:: Exercise brief ::
In the entries below, count the lines holding "السمتي". Reply with the number only.

+++

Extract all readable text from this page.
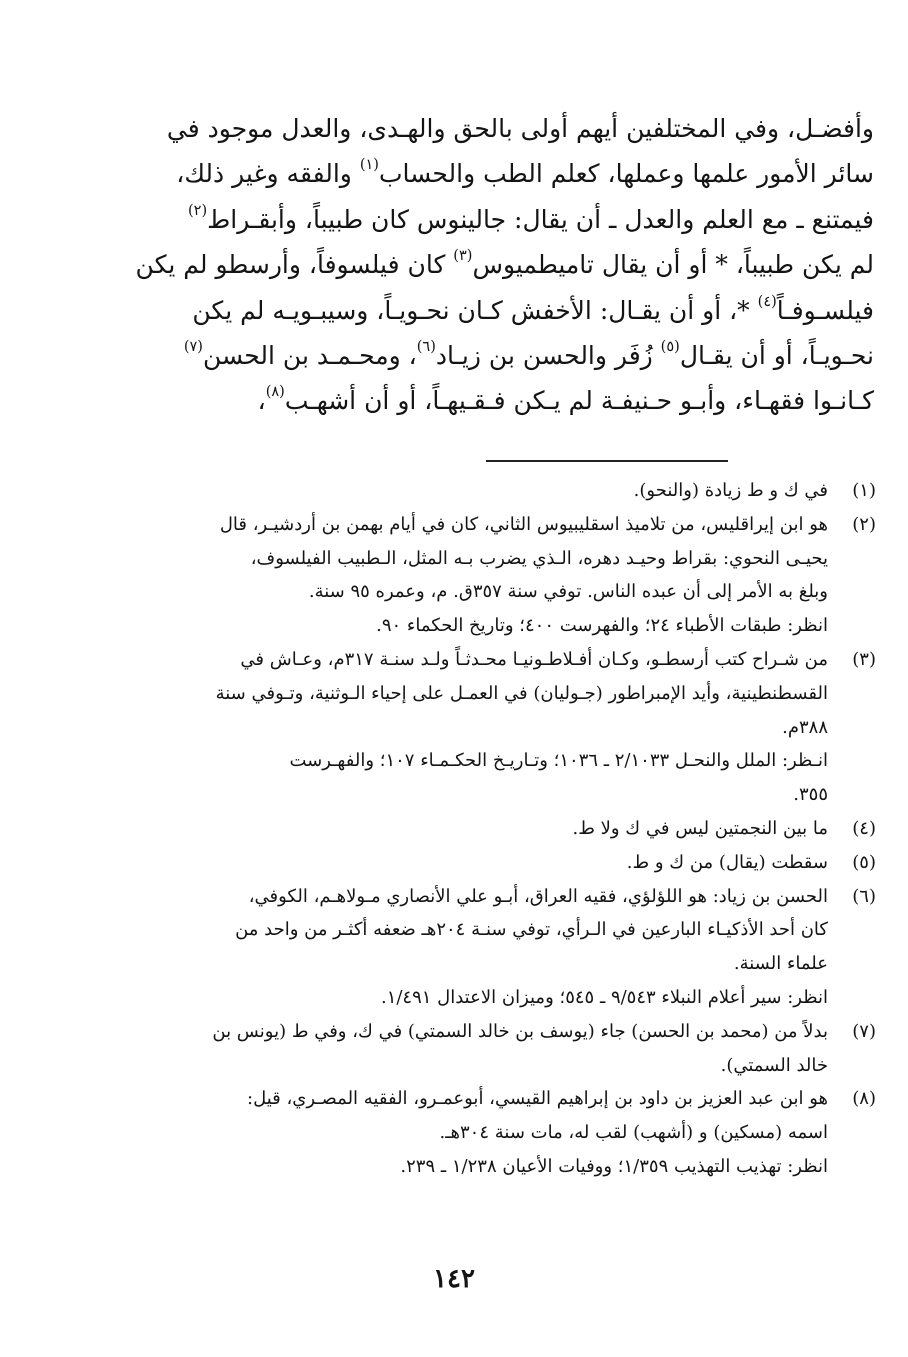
وأفضـل، وفي المختلفين أيهم أولى بالحق والهـدى، والعدل موجود في
سائر الأمور علمها وعملها، كعلم الطب والحساب$^{(١)}$ والفقه وغير ذلك،
فيمتنع ـ مع العلم والعدل ـ أن يقال: جالينوس كان طبيباً، وأبقـراط$^{(٢)}$
لم يكن طبيباً، * أو أن يقال تاميطميوس$^{(٣)}$ كان فيلسوفاً، وأرسطو لم يكن
فيلسـوفـاً$^{(٤)}$ *، أو أن يقـال: الأخفش كـان نحـويـاً، وسيبـويـه لم يكن
نحـويـاً، أو أن يقـال$^{(٥)}$ زُفَر والحسن بن زيـاد$^{(٦)}$، ومحـمـد بن الحسن$^{(٧)}$
كـانـوا فقهـاء، وأبـو حـنيفـة لم يـكن فـقـيهـاً، أو أن أشهـب$^{(٨)}$،
(١)
في ك و ط زيادة (والنحو).
(٢)
هو ابن إيراقليس، من تلاميذ اسقليبيوس الثاني، كان في أيام بهمن بن أردشيـر، قال
يحيـى النحوي: بقراط وحيـد دهره، الـذي يضرب بـه المثل، الـطبيب الفيلسوف،
وبلغ به الأمر إلى أن عبده الناس. توفي سنة ٣٥٧ق. م، وعمره ٩٥ سنة.
انظر: طبقات الأطباء ٢٤؛ والفهرست ٤٠٠؛ وتاريخ الحكماء ٩٠.
(٣)
من شـراح كتب أرسطـو، وكـان أفـلاطـونيـا محـدثـاً ولـد سنـة ٣١٧م، وعـاش في
القسطنطينية، وأيد الإمبراطور (جـوليان) في العمـل على إحياء الـوثنية، وتـوفي سنة
٣٨٨م.
انـظر: الملل والنحـل ٢/١٠٣٣ ـ ١٠٣٦؛ وتـاريـخ الحكـمـاء ١٠٧؛ والفهـرست
٣٥٥.
(٤)
ما بين النجمتين ليس في ك ولا ط.
(٥)
سقطت (يقال) من ك و ط.
(٦)
الحسن بن زياد: هو اللؤلؤي، فقيه العراق، أبـو علي الأنصاري مـولاهـم، الكوفي،
كان أحد الأذكيـاء البارعين في الـرأي، توفي سنـة ٢٠٤هـ ضعفه أكثـر من واحد من
علماء السنة.
انظر: سير أعلام النبلاء ٩/٥٤٣ ـ ٥٤٥؛ وميزان الاعتدال ١/٤٩١.
(٧)
بدلاً من (محمد بن الحسن) جاء (يوسف بن خالد السمتي) في ك، وفي ط (يونس بن
خالد السمتي).
(٨)
هو ابن عبد العزيز بن داود بن إبراهيم القيسي، أبوعمـرو، الفقيه المصـري، قيل:
اسمه (مسكين) و (أشهب) لقب له، مات سنة ٣٠٤هـ.
انظر: تهذيب التهذيب ١/٣٥٩؛ ووفيات الأعيان ١/٢٣٨ ـ ٢٣٩.
١٤٢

+++

:: The result ::
2